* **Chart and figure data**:
※

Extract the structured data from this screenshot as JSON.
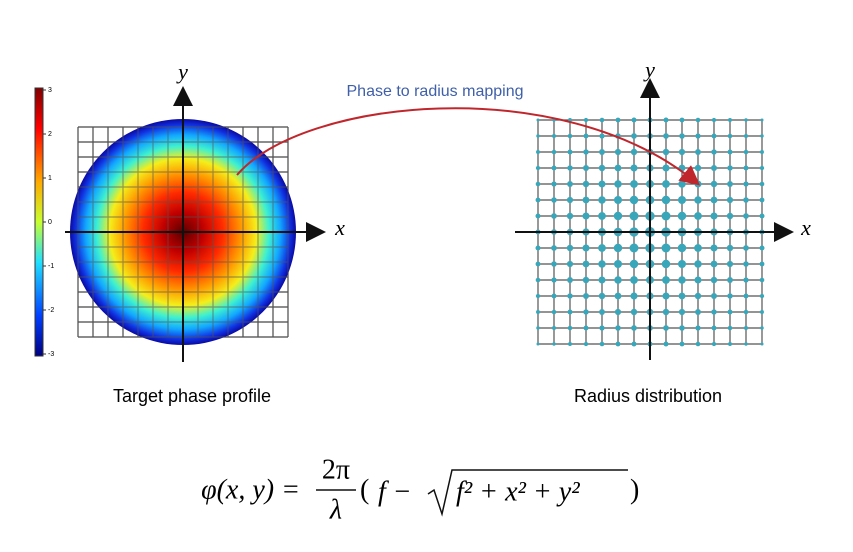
{
  "mapping_label": "Phase to radius mapping",
  "left_panel": {
    "caption": "Target phase profile",
    "x_axis": "x",
    "y_axis": "y",
    "colorbar": {
      "ticks": [
        "3",
        "2",
        "1",
        "0",
        "-1",
        "-2",
        "-3"
      ]
    }
  },
  "right_panel": {
    "caption": "Radius distribution",
    "x_axis": "x",
    "y_axis": "y"
  },
  "formula": {
    "lhs": "φ(x, y) =",
    "numerator": "2π",
    "denominator": "λ",
    "open": "(",
    "term": "f −",
    "radicand": "f² + x² + y²",
    "close": ")"
  }
}
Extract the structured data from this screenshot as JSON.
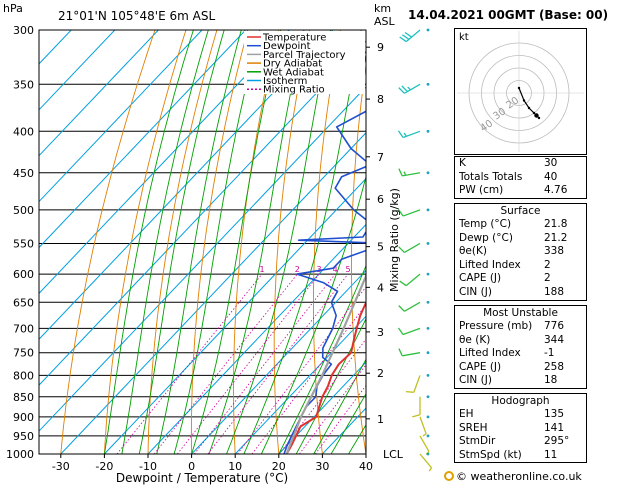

※

* **DIRECTIONS**: All entries must be written out again exactly as given, with no pictures in the copy.

* **EXERCISE RESPONSE**:
Extract the structured data from this screenshot as JSON.
{
  "mapping_label": "Phase to radius mapping",
  "left_panel": {
    "caption": "Target phase profile",
    "x_axis": "x",
    "y_axis": "y",
    "colorbar": {
      "ticks": [
        "3",
        "2",
        "1",
        "0",
        "-1",
        "-2",
        "-3"
      ]
    }
  },
  "right_panel": {
    "caption": "Radius distribution",
    "x_axis": "x",
    "y_axis": "y"
  },
  "formula": {
    "lhs": "φ(x, y) =",
    "numerator": "2π",
    "denominator": "λ",
    "open": "(",
    "term": "f −",
    "radicand": "f² + x² + y²",
    "close": ")"
  }
}
Extract the structured data from this screenshot as JSON.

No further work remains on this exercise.